Source data:
━━━

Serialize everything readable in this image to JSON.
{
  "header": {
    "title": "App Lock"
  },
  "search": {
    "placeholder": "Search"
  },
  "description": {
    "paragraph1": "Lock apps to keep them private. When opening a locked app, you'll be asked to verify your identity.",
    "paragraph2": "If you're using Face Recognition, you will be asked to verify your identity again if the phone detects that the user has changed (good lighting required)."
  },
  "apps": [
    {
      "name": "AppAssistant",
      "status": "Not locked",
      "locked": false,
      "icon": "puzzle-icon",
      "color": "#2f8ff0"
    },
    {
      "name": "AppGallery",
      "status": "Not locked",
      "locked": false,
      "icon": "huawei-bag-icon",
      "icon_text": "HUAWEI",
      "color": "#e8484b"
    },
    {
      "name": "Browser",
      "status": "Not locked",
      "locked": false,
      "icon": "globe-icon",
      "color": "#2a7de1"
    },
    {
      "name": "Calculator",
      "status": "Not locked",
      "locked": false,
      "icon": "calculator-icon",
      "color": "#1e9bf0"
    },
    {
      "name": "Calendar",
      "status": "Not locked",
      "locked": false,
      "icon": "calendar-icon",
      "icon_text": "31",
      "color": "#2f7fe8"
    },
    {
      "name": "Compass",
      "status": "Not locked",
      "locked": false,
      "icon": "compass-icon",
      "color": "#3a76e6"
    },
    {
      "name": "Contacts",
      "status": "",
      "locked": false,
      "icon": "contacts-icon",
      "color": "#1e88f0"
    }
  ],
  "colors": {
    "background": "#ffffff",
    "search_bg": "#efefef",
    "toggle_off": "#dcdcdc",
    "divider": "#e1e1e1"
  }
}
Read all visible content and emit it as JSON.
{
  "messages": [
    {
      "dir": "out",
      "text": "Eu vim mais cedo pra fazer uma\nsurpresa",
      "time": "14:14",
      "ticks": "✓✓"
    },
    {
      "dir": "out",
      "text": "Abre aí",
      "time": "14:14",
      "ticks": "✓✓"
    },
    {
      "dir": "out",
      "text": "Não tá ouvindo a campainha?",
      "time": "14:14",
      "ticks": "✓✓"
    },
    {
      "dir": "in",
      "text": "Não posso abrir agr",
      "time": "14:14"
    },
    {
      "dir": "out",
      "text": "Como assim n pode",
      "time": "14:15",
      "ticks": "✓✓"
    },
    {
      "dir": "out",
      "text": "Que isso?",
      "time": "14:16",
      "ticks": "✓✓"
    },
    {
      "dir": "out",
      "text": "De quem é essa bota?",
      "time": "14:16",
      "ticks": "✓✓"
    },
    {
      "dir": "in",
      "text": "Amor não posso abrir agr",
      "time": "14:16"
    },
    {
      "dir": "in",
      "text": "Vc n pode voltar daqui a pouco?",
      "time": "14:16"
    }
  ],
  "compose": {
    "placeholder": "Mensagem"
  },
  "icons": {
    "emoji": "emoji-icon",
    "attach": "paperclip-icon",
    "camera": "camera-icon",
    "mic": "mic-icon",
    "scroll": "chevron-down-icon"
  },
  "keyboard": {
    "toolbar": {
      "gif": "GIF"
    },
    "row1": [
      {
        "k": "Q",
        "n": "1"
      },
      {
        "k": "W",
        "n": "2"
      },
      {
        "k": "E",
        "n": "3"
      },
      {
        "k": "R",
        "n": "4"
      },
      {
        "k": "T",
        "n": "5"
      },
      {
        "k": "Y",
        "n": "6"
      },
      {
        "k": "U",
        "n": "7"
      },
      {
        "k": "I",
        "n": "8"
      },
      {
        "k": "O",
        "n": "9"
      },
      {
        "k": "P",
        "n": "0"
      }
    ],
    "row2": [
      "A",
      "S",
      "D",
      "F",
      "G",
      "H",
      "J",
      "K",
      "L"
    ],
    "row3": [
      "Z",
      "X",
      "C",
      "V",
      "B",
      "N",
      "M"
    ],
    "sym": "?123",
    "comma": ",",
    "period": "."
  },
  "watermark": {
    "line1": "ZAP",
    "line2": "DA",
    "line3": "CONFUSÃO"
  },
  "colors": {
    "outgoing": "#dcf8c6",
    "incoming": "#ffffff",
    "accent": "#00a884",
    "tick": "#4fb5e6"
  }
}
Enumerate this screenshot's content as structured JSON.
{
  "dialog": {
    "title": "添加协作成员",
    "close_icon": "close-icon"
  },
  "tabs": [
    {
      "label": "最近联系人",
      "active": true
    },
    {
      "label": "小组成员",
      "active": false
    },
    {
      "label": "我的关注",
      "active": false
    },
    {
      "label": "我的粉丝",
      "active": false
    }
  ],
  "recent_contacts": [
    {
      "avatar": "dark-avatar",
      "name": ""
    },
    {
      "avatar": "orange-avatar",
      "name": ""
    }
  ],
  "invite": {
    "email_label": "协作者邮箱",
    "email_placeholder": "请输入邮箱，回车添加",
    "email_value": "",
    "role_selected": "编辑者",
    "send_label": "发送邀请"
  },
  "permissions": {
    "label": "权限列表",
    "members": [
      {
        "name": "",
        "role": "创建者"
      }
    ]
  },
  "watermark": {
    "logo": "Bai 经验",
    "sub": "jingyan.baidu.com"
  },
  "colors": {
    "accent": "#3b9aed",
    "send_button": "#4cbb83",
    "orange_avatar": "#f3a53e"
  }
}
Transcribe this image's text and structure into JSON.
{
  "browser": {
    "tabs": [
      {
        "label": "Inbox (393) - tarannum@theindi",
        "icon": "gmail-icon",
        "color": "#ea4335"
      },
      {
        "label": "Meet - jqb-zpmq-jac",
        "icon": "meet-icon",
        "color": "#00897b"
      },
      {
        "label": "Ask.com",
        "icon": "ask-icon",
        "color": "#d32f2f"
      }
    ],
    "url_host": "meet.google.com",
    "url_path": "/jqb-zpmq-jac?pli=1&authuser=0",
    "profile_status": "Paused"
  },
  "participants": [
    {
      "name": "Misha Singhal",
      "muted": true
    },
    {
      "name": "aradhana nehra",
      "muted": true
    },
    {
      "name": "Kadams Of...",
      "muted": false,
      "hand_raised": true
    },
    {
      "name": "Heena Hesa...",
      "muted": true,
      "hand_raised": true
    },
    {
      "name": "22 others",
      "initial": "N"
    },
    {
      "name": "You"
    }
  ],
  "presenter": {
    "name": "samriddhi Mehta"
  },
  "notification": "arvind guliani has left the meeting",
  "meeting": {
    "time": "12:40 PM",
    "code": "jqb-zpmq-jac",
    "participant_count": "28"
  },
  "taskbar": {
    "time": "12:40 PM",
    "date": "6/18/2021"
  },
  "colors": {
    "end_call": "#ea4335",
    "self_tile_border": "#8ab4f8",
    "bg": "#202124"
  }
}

━━━

• [Requirement]: Each line in the data that holds the string "this" should be found and copied.

• [Response]:
Serialize everything readable in this image to JSON.
Enumerate this screenshot's content as structured JSON.
Transcribe this image's text and structure into JSON.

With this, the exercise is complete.